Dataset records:

====================

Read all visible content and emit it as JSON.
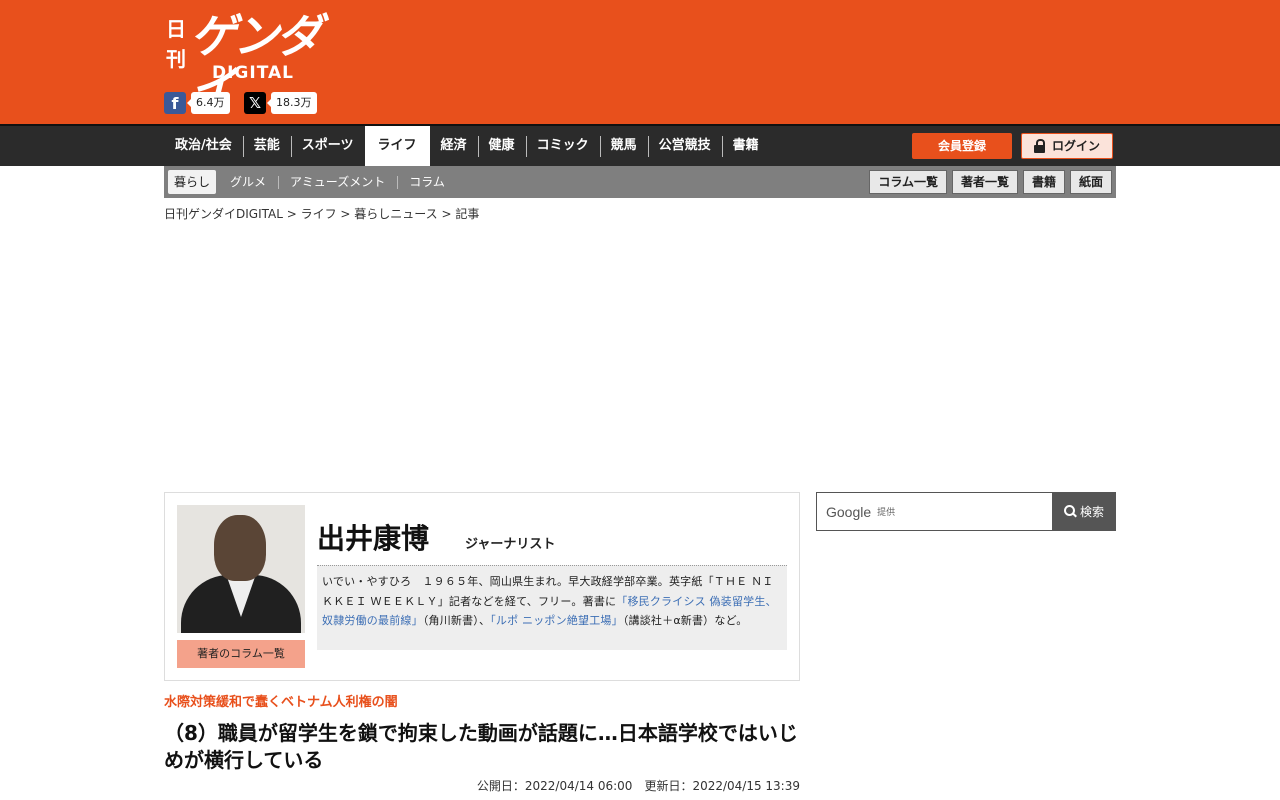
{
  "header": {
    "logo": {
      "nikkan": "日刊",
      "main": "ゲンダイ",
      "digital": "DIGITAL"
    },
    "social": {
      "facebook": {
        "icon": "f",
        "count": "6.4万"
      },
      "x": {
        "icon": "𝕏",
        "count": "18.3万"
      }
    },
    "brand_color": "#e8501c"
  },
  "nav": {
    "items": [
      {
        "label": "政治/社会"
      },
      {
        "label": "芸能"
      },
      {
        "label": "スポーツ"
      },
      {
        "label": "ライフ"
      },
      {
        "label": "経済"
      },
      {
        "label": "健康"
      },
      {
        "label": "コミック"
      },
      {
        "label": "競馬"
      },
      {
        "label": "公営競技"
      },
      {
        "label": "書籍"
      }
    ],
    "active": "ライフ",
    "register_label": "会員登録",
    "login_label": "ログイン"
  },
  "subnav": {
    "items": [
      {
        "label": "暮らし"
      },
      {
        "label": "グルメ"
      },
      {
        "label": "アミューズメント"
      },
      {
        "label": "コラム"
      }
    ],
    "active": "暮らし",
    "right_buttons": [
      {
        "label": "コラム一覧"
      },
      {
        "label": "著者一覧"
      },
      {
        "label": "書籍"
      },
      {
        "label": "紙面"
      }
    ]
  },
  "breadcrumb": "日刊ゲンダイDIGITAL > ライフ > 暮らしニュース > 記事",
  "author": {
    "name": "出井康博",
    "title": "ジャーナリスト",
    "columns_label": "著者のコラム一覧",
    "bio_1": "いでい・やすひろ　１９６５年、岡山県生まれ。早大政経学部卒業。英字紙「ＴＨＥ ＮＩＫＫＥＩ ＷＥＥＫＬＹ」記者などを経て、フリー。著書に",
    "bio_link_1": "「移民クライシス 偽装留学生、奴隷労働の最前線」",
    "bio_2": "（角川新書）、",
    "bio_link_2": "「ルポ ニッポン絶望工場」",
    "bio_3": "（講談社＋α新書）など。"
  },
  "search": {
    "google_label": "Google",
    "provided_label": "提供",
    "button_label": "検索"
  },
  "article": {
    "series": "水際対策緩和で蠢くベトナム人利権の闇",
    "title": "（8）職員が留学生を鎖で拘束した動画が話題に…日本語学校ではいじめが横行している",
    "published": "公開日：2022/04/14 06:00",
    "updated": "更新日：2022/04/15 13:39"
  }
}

====================

▸ Stated problem:
Find every line holding the word "title"; give their count and nothing else.

▸ Written reply:
2